### PROBLEM TO SOLVE
Gather from the listing below each line that includes the word "серверов", and copy it.

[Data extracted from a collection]
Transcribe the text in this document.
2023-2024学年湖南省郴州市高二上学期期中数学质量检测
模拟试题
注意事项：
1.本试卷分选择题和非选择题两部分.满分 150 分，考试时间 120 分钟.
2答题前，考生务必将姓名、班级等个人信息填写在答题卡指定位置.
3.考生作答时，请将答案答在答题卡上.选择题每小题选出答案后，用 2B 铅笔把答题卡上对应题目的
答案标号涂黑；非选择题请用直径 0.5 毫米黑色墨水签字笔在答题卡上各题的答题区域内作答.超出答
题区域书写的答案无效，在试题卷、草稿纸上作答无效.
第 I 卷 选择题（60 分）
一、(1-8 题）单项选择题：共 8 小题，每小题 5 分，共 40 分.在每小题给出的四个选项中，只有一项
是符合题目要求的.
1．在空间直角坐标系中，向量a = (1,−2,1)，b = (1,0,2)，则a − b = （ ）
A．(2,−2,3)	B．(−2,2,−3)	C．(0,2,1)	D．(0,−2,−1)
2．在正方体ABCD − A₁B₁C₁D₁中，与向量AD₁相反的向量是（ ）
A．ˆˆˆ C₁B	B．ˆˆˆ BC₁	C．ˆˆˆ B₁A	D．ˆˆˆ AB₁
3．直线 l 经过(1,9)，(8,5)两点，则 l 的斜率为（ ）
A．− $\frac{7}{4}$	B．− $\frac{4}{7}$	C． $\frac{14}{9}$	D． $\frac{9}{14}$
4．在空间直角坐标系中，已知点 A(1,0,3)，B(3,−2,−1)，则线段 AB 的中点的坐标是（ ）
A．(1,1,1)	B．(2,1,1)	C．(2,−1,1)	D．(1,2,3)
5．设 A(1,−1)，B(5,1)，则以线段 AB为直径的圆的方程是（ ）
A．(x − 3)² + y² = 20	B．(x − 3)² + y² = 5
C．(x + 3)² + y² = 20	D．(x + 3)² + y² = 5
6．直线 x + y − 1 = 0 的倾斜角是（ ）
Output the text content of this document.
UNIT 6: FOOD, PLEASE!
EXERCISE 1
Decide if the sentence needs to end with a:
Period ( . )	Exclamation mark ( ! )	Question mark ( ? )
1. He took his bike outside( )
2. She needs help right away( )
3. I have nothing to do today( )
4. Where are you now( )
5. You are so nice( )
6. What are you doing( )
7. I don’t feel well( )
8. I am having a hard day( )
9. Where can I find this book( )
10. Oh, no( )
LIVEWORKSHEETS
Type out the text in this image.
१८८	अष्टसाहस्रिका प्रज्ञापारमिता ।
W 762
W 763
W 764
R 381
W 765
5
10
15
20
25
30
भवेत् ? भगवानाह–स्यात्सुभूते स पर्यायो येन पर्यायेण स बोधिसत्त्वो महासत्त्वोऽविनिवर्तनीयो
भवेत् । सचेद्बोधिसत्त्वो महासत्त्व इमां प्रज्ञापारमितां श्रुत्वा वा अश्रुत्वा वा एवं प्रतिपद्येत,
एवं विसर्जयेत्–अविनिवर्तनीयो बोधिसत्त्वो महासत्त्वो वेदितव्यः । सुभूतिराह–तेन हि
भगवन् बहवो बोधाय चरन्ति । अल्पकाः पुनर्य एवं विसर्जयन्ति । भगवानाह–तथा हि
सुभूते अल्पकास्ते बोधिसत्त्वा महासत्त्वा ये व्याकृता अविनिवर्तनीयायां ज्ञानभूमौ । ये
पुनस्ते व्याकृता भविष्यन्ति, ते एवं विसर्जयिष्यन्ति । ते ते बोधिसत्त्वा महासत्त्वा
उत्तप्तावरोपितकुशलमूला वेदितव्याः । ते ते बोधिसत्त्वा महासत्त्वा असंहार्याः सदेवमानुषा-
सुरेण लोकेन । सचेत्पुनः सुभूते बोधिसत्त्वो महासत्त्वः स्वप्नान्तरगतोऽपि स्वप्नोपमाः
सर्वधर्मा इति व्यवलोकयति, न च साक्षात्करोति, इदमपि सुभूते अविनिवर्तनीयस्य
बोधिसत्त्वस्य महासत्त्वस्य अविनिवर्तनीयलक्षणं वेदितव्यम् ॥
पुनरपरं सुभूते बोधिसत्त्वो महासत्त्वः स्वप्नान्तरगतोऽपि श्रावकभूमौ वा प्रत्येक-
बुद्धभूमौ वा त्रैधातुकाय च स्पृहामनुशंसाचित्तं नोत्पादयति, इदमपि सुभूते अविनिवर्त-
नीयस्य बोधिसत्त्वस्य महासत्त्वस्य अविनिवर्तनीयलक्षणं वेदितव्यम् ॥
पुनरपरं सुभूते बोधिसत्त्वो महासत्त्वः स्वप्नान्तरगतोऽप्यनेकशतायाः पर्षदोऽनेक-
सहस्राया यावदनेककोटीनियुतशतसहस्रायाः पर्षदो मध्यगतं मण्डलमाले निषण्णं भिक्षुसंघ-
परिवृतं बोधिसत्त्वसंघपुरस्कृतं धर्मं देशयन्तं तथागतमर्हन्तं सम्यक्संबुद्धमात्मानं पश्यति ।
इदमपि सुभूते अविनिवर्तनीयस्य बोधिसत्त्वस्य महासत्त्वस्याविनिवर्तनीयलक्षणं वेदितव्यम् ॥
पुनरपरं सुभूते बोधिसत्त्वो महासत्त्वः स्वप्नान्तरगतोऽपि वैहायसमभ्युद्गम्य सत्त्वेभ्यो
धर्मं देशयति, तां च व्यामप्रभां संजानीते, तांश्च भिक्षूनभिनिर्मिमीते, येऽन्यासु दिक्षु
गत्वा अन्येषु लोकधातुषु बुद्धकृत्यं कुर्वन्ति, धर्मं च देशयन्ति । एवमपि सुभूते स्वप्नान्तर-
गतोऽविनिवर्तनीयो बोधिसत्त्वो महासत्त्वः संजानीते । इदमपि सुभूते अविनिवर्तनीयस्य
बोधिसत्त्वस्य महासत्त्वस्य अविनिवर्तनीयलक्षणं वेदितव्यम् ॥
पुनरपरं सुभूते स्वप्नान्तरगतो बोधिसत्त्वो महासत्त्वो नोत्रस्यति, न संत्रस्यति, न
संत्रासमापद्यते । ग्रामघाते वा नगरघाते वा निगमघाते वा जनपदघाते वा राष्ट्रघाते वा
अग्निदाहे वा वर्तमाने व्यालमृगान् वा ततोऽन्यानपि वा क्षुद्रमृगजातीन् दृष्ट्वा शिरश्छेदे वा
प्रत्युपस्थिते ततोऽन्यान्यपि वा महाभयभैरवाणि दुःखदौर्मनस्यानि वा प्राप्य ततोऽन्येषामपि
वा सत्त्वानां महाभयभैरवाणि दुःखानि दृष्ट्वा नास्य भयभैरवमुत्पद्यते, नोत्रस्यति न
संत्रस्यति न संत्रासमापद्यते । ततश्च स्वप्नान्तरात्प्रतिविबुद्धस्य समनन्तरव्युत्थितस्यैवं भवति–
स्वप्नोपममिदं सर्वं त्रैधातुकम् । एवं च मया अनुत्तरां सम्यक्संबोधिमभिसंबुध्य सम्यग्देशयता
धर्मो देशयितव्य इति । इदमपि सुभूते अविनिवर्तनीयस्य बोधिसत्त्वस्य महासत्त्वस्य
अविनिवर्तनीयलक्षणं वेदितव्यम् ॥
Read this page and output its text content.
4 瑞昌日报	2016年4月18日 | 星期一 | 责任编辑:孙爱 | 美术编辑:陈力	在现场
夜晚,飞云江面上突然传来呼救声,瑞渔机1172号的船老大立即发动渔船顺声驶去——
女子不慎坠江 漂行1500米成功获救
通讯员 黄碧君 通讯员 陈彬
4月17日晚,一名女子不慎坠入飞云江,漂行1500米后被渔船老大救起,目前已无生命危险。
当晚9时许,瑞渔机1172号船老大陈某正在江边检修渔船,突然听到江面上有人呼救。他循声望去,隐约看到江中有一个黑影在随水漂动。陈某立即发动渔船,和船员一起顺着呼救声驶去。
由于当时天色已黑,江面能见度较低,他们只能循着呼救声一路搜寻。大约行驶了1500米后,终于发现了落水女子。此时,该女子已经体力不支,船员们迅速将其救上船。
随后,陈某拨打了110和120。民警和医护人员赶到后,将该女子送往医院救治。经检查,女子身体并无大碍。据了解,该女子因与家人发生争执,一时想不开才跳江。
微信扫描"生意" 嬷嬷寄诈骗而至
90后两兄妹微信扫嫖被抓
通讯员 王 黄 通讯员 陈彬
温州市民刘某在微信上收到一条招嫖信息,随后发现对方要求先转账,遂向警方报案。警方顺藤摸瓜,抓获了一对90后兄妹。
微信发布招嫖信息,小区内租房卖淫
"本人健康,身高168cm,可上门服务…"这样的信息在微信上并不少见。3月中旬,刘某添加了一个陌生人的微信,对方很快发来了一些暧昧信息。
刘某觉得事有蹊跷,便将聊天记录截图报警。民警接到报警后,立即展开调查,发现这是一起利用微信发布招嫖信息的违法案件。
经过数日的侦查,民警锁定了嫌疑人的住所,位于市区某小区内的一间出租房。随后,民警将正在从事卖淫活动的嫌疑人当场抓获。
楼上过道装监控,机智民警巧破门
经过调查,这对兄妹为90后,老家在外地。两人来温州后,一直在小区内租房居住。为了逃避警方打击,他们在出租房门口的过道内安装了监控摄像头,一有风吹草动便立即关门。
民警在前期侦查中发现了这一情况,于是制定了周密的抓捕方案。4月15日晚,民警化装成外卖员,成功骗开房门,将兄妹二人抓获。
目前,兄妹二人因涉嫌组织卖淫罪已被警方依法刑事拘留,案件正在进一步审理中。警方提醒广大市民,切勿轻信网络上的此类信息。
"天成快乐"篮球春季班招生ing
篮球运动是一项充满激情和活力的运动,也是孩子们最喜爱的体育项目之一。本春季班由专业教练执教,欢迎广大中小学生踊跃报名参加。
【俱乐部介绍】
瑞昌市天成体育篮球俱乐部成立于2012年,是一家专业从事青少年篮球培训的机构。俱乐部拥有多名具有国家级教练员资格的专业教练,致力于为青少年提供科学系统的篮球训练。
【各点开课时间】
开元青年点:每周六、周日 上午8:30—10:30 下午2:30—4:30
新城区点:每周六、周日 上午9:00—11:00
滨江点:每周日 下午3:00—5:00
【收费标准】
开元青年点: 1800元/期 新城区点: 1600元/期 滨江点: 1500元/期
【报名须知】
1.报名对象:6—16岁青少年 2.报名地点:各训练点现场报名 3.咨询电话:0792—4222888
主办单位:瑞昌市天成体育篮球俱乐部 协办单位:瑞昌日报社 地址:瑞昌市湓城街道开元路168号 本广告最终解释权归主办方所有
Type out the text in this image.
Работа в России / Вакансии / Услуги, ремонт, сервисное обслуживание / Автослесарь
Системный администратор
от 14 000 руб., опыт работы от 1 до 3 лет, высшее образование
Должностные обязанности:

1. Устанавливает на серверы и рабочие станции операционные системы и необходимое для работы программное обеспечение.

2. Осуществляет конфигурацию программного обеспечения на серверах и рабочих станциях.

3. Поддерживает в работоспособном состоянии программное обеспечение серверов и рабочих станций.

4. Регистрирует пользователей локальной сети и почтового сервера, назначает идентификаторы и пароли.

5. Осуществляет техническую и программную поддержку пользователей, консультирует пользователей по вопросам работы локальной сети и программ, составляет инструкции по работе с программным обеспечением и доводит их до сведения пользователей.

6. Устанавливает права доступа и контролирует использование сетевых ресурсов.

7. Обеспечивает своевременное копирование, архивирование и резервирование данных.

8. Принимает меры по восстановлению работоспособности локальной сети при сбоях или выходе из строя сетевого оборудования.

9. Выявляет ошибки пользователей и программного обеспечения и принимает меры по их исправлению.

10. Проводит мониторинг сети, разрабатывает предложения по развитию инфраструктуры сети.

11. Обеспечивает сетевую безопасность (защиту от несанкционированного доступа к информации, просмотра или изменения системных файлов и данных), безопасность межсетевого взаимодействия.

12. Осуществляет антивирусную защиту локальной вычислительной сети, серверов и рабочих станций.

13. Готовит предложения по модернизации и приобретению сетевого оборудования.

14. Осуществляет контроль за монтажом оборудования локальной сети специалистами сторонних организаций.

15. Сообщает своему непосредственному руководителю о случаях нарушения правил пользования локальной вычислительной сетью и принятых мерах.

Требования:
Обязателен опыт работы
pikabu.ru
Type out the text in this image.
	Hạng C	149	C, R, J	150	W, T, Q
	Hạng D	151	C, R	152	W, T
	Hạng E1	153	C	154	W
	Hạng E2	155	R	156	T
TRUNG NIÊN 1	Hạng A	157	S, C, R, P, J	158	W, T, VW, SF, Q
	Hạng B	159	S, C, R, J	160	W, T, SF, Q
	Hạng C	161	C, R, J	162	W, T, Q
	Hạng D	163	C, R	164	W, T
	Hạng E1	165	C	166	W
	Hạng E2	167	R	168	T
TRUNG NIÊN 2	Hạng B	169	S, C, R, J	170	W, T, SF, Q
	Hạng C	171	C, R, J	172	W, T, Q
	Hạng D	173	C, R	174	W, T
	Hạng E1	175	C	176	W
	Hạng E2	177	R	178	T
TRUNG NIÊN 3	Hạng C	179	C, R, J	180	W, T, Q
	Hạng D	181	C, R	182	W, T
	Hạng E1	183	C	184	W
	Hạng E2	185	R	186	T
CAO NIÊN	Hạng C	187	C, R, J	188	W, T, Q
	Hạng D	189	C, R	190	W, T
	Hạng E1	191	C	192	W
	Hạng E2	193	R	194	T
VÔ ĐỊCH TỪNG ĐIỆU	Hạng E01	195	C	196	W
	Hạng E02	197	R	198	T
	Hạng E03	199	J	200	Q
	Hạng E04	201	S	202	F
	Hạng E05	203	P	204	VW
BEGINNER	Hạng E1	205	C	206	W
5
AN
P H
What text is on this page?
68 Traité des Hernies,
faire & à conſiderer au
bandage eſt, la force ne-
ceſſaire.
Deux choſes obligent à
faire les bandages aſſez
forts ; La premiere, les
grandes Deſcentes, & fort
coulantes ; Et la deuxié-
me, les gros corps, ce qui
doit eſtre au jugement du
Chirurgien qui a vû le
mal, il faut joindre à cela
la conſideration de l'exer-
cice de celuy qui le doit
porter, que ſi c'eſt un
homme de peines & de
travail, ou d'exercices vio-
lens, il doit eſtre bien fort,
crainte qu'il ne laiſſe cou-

### TASK OUTPUT
3. Поддерживает в работоспособном состоянии программное обеспечение серверов и рабочих станций.
12. Осуществляет антивирусную защиту локальной вычислительной сети, серверов и рабочих станций.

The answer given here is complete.